Stated goal: Copy everything in the data below exactly except the pictures.

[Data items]
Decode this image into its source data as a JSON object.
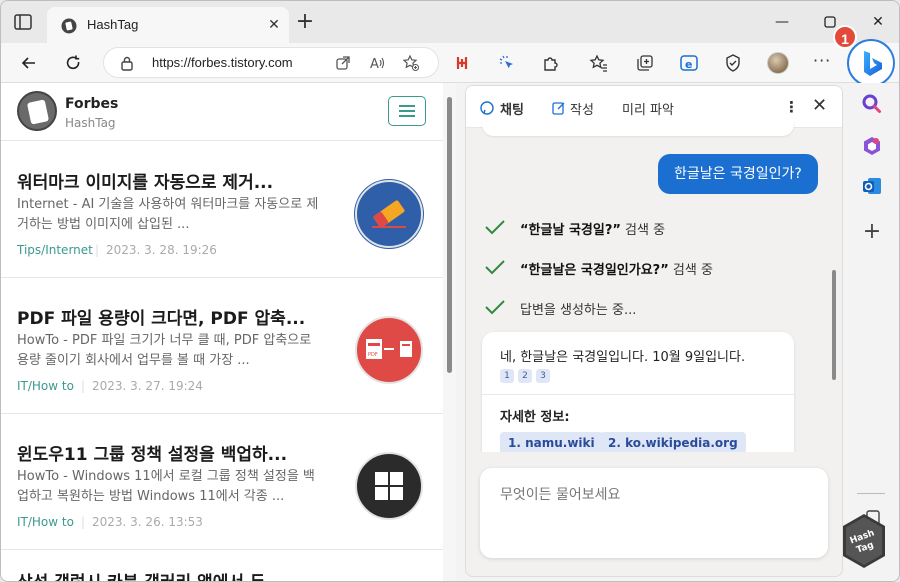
{
  "browser": {
    "tab_title": "HashTag",
    "url": "https://forbes.tistory.com",
    "badge_number": "1",
    "accent_color": "#1a6fd1"
  },
  "site": {
    "blog_name": "Forbes",
    "blog_sub": "HashTag",
    "posts": [
      {
        "title": "워터마크 이미지를 자동으로 제거...",
        "desc": "Internet - AI 기술을 사용하여 워터마크를 자동으로 제거하는 방법 이미지에 삽입된 ...",
        "category": "Tips/Internet",
        "date": "2023. 3. 28. 19:26",
        "icon": "eraser-icon"
      },
      {
        "title": "PDF 파일 용량이 크다면, PDF 압축...",
        "desc": "HowTo - PDF 파일 크기가 너무 클 때, PDF 압축으로 용량 줄이기 회사에서 업무를 볼 때 가장 ...",
        "category": "IT/How to",
        "date": "2023. 3. 27. 19:24",
        "icon": "pdf-compress-icon"
      },
      {
        "title": "윈도우11 그룹 정책 설정을 백업하...",
        "desc": "HowTo - Windows 11에서 로컬 그룹 정책 설정을 백업하고 복원하는 방법 Windows 11에서 각종 ...",
        "category": "IT/How to",
        "date": "2023. 3. 26. 13:53",
        "icon": "windows-logo-icon"
      }
    ],
    "partial_post_title": "삼성 갤럭시 카북 갤러리 앱에서 두..."
  },
  "chat": {
    "tabs": [
      "채팅",
      "작성",
      "미리 파악"
    ],
    "user_message": "한글날은 국경일인가?",
    "steps": [
      {
        "quoted": "“한글날 국경일?”",
        "suffix": " 검색 중"
      },
      {
        "quoted": "“한글날은 국경일인가요?”",
        "suffix": " 검색 중"
      },
      {
        "quoted": "",
        "suffix": "답변을 생성하는 중..."
      }
    ],
    "answer": "네, 한글날은 국경일입니다. 10월 9일입니다.",
    "citations": [
      "1",
      "2",
      "3"
    ],
    "more_info_title": "자세한 정보:",
    "sources": [
      "1. namu.wiki",
      "2. ko.wikipedia.org"
    ],
    "input_placeholder": "무엇이든 물어보세요"
  }
}
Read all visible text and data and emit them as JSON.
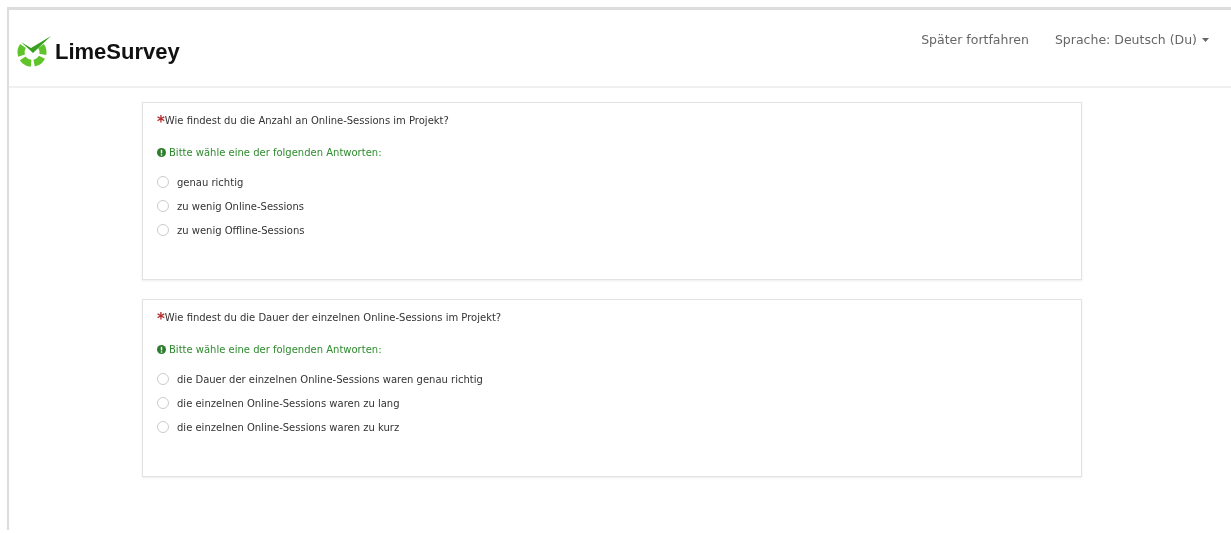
{
  "header": {
    "logo_text": "LimeSurvey",
    "links": [
      {
        "label": "Später fortfahren",
        "dropdown": false
      },
      {
        "label": "Sprache: Deutsch (Du)",
        "dropdown": true
      }
    ]
  },
  "questions": [
    {
      "mandatory_mark": "*",
      "text": "Wie findest du die Anzahl an Online-Sessions im Projekt?",
      "hint": "Bitte wähle eine der folgenden Antworten:",
      "options": [
        {
          "label": "genau richtig",
          "selected": false
        },
        {
          "label": "zu wenig Online-Sessions",
          "selected": false
        },
        {
          "label": "zu wenig Offline-Sessions",
          "selected": false
        }
      ]
    },
    {
      "mandatory_mark": "*",
      "text": "Wie findest du die Dauer der einzelnen Online-Sessions im Projekt?",
      "hint": "Bitte wähle eine der folgenden Antworten:",
      "options": [
        {
          "label": "die Dauer der einzelnen Online-Sessions waren genau richtig",
          "selected": false
        },
        {
          "label": "die einzelnen Online-Sessions waren zu lang",
          "selected": false
        },
        {
          "label": "die einzelnen Online-Sessions waren zu kurz",
          "selected": false
        }
      ]
    }
  ]
}
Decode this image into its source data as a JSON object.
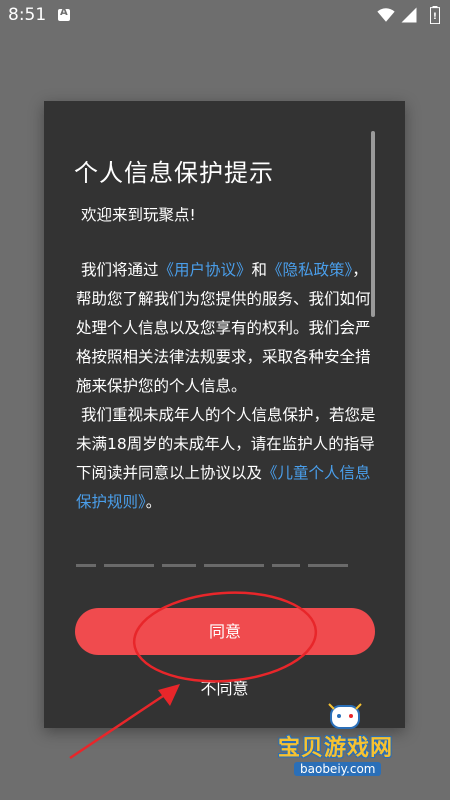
{
  "status_bar": {
    "time": "8:51",
    "app_icon": "notification-a-icon",
    "wifi_icon": "wifi-icon",
    "signal_icon": "cell-signal-icon",
    "battery_icon": "battery-icon"
  },
  "dialog": {
    "title": "个人信息保护提示",
    "welcome": "欢迎来到玩聚点!",
    "para1_prefix": "我们将通过",
    "user_agreement_link": "《用户协议》",
    "para1_and": "和",
    "privacy_policy_link": "《隐私政策》",
    "para1_suffix": "，帮助您了解我们为您提供的服务、我们如何处理个人信息以及您享有的权利。我们会严格按照相关法律法规要求，采取各种安全措施来保护您的个人信息。",
    "para2_prefix": "我们重视未成年人的个人信息保护，若您是未满18周岁的未成年人，请在监护人的指导下阅读并同意以上协议以及",
    "children_rules_link": "《儿童个人信息保护规则》",
    "para2_suffix": "。",
    "agree_label": "同意",
    "disagree_label": "不同意"
  },
  "watermark": {
    "brand": "宝贝游戏网",
    "url": "baobeiy.com"
  },
  "colors": {
    "background": "#6e6e6e",
    "dialog_bg": "#333333",
    "accent_button": "#f04b4e",
    "link": "#4a9eea",
    "annotation_red": "#e8262a"
  }
}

Result:
Decode this image into its source data as a JSON object.
{
  "browser": {
    "tab_title": "HashTag",
    "url": "https://forbes.tistory.com",
    "badge_number": "1",
    "accent_color": "#1a6fd1"
  },
  "site": {
    "blog_name": "Forbes",
    "blog_sub": "HashTag",
    "posts": [
      {
        "title": "워터마크 이미지를 자동으로 제거...",
        "desc": "Internet - AI 기술을 사용하여 워터마크를 자동으로 제거하는 방법 이미지에 삽입된 ...",
        "category": "Tips/Internet",
        "date": "2023. 3. 28. 19:26",
        "icon": "eraser-icon"
      },
      {
        "title": "PDF 파일 용량이 크다면, PDF 압축...",
        "desc": "HowTo - PDF 파일 크기가 너무 클 때, PDF 압축으로 용량 줄이기 회사에서 업무를 볼 때 가장 ...",
        "category": "IT/How to",
        "date": "2023. 3. 27. 19:24",
        "icon": "pdf-compress-icon"
      },
      {
        "title": "윈도우11 그룹 정책 설정을 백업하...",
        "desc": "HowTo - Windows 11에서 로컬 그룹 정책 설정을 백업하고 복원하는 방법 Windows 11에서 각종 ...",
        "category": "IT/How to",
        "date": "2023. 3. 26. 13:53",
        "icon": "windows-logo-icon"
      }
    ],
    "partial_post_title": "삼성 갤럭시 카북 갤러리 앱에서 두..."
  },
  "chat": {
    "tabs": [
      "채팅",
      "작성",
      "미리 파악"
    ],
    "user_message": "한글날은 국경일인가?",
    "steps": [
      {
        "quoted": "“한글날 국경일?”",
        "suffix": " 검색 중"
      },
      {
        "quoted": "“한글날은 국경일인가요?”",
        "suffix": " 검색 중"
      },
      {
        "quoted": "",
        "suffix": "답변을 생성하는 중..."
      }
    ],
    "answer": "네, 한글날은 국경일입니다. 10월 9일입니다.",
    "citations": [
      "1",
      "2",
      "3"
    ],
    "more_info_title": "자세한 정보:",
    "sources": [
      "1. namu.wiki",
      "2. ko.wikipedia.org"
    ],
    "input_placeholder": "무엇이든 물어보세요"
  }
}
Read all visible text and data and emit them as JSON.
{
  "header": {
    "logo_text": "LimeSurvey",
    "links": [
      {
        "label": "Später fortfahren",
        "dropdown": false
      },
      {
        "label": "Sprache: Deutsch (Du)",
        "dropdown": true
      }
    ]
  },
  "questions": [
    {
      "mandatory_mark": "*",
      "text": "Wie findest du die Anzahl an Online-Sessions im Projekt?",
      "hint": "Bitte wähle eine der folgenden Antworten:",
      "options": [
        {
          "label": "genau richtig",
          "selected": false
        },
        {
          "label": "zu wenig Online-Sessions",
          "selected": false
        },
        {
          "label": "zu wenig Offline-Sessions",
          "selected": false
        }
      ]
    },
    {
      "mandatory_mark": "*",
      "text": "Wie findest du die Dauer der einzelnen Online-Sessions im Projekt?",
      "hint": "Bitte wähle eine der folgenden Antworten:",
      "options": [
        {
          "label": "die Dauer der einzelnen Online-Sessions waren genau richtig",
          "selected": false
        },
        {
          "label": "die einzelnen Online-Sessions waren zu lang",
          "selected": false
        },
        {
          "label": "die einzelnen Online-Sessions waren zu kurz",
          "selected": false
        }
      ]
    }
  ]
}
Decode this image into its source data as a JSON object.
{
  "status_bar": {
    "time": "8:51",
    "app_icon": "notification-a-icon",
    "wifi_icon": "wifi-icon",
    "signal_icon": "cell-signal-icon",
    "battery_icon": "battery-icon"
  },
  "dialog": {
    "title": "个人信息保护提示",
    "welcome": "欢迎来到玩聚点!",
    "para1_prefix": "我们将通过",
    "user_agreement_link": "《用户协议》",
    "para1_and": "和",
    "privacy_policy_link": "《隐私政策》",
    "para1_suffix": "，帮助您了解我们为您提供的服务、我们如何处理个人信息以及您享有的权利。我们会严格按照相关法律法规要求，采取各种安全措施来保护您的个人信息。",
    "para2_prefix": "我们重视未成年人的个人信息保护，若您是未满18周岁的未成年人，请在监护人的指导下阅读并同意以上协议以及",
    "children_rules_link": "《儿童个人信息保护规则》",
    "para2_suffix": "。",
    "agree_label": "同意",
    "disagree_label": "不同意"
  },
  "watermark": {
    "brand": "宝贝游戏网",
    "url": "baobeiy.com"
  },
  "colors": {
    "background": "#6e6e6e",
    "dialog_bg": "#333333",
    "accent_button": "#f04b4e",
    "link": "#4a9eea",
    "annotation_red": "#e8262a"
  }
}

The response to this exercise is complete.